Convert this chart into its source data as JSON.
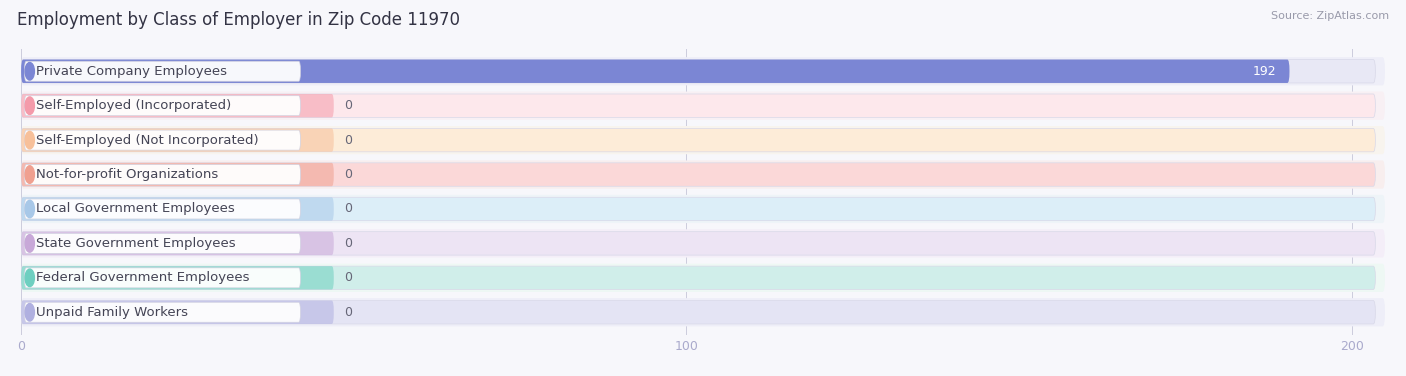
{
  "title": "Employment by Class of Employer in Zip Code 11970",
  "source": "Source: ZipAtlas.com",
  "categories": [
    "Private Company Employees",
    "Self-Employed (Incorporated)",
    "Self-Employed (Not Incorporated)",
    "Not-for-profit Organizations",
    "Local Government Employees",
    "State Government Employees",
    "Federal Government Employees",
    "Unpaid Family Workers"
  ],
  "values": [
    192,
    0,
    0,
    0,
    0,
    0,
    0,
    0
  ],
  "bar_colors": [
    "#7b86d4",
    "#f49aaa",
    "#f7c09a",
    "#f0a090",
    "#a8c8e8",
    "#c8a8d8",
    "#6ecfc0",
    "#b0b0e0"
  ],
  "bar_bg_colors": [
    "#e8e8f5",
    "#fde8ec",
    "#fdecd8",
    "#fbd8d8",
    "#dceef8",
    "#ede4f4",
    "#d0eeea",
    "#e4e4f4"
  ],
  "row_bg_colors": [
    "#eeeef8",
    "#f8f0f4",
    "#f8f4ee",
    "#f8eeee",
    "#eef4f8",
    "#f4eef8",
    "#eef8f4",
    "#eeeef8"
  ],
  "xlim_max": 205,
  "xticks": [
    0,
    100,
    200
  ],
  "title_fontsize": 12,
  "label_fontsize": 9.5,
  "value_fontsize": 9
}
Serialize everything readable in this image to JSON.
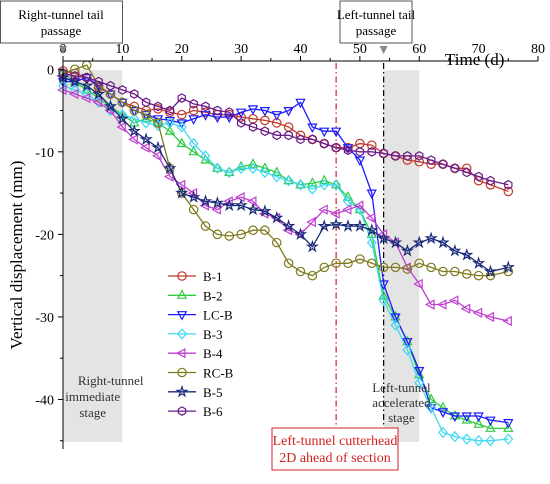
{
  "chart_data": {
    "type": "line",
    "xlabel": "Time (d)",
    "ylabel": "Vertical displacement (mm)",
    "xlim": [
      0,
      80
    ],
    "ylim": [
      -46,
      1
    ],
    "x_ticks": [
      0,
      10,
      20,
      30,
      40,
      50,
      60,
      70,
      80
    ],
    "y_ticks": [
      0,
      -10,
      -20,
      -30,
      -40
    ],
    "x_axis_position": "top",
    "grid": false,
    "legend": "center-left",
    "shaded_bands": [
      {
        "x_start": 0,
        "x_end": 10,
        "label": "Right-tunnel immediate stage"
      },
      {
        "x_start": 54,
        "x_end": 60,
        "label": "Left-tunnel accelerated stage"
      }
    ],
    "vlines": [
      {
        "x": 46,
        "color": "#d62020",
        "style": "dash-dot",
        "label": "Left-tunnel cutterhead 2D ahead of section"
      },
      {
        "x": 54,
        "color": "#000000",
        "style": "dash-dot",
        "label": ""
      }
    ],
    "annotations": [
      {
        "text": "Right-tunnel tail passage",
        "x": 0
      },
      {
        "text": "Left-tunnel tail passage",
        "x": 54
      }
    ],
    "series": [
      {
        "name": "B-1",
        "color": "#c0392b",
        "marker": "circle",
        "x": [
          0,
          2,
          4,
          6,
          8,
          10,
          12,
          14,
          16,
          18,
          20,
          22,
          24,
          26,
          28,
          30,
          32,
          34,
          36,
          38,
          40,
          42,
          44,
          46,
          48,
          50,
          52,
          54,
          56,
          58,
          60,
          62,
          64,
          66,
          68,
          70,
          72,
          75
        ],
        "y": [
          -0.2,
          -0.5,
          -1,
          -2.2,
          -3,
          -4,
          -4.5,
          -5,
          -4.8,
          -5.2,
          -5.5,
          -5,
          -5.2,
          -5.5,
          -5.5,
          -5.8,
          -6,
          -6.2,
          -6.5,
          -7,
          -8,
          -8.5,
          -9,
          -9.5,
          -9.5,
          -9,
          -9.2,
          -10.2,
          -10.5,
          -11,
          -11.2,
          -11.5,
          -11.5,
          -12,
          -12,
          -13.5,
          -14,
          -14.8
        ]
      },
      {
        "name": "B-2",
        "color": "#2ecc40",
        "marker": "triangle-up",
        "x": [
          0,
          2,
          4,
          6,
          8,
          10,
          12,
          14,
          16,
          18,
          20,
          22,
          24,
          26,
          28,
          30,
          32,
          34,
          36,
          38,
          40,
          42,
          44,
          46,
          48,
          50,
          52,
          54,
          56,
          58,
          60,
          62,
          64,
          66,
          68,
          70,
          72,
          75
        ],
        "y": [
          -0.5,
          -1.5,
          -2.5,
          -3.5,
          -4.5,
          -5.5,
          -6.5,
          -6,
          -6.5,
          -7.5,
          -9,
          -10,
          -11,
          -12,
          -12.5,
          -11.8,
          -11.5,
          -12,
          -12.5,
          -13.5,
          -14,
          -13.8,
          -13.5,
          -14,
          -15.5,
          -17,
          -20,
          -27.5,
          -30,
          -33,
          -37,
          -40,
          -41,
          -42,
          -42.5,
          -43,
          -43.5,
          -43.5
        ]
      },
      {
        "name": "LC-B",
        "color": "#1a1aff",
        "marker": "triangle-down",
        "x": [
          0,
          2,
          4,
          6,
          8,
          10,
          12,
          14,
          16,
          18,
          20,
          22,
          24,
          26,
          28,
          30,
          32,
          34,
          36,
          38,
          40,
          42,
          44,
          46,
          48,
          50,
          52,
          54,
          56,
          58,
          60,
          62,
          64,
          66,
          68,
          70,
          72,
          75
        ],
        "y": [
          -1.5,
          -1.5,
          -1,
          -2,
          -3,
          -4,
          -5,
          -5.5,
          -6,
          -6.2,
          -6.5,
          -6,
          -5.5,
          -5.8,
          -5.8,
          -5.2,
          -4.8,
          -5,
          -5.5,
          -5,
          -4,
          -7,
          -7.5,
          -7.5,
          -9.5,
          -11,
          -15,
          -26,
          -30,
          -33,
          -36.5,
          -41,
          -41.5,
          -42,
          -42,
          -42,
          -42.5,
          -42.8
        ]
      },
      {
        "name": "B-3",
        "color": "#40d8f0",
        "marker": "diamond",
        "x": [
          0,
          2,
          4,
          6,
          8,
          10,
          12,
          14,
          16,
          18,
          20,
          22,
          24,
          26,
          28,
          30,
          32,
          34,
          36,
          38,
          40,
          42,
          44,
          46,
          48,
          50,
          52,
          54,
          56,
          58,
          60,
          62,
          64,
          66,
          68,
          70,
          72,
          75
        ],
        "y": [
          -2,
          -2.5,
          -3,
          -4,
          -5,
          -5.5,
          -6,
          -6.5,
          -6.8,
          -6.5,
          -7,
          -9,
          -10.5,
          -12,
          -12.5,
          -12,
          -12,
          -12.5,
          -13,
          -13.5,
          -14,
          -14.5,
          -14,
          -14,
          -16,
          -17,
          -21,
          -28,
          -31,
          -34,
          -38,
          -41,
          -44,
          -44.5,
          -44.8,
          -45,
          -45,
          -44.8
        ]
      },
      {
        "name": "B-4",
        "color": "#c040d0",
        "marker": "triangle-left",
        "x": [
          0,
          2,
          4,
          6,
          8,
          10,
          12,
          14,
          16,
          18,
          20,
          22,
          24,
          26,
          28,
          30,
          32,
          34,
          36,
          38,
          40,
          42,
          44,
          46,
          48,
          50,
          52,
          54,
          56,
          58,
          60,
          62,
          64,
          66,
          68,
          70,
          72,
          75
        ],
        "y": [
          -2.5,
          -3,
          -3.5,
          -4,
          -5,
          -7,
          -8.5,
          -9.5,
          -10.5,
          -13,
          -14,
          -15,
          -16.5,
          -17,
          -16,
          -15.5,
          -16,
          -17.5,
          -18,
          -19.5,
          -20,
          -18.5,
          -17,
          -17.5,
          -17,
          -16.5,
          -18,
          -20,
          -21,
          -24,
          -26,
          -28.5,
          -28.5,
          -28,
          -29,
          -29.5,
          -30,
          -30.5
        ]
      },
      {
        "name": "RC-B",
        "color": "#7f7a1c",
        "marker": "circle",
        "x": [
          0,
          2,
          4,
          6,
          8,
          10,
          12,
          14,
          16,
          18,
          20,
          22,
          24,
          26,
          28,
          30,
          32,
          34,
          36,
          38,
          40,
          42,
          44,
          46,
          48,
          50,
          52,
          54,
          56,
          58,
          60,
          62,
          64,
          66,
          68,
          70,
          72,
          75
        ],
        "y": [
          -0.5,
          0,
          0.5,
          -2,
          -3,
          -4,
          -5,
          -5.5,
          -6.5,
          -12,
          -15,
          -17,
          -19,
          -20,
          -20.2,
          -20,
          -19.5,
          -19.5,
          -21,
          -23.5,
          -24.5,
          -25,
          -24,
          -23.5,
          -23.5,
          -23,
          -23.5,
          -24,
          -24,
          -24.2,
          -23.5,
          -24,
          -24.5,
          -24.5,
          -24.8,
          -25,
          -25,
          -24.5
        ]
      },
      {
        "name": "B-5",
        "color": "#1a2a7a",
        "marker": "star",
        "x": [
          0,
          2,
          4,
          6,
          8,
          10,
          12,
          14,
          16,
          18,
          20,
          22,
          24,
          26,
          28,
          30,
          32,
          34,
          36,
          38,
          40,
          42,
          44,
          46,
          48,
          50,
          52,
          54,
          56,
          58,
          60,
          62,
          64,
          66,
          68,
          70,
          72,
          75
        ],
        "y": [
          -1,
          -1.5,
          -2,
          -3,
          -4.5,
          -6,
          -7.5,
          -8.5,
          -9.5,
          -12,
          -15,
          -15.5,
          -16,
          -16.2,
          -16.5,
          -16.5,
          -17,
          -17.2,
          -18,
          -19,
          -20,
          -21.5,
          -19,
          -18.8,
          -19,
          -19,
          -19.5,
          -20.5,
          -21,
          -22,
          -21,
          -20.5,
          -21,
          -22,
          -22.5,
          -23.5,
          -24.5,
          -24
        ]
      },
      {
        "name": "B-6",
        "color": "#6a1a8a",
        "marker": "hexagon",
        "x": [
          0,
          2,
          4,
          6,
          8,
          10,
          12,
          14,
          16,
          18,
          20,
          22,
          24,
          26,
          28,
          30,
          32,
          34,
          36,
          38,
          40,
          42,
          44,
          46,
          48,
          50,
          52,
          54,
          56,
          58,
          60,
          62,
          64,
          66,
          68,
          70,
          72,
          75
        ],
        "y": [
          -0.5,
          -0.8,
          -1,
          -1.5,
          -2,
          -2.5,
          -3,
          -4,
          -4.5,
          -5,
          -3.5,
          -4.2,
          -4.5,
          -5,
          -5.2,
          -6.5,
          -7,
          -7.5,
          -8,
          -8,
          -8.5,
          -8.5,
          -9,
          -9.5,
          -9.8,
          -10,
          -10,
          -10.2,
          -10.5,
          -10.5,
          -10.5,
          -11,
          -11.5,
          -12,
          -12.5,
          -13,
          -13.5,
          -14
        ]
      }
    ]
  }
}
● ● ●
Count how many lines contain "source" and give only that count.

• [RESULT OF THE EXERCISE]
2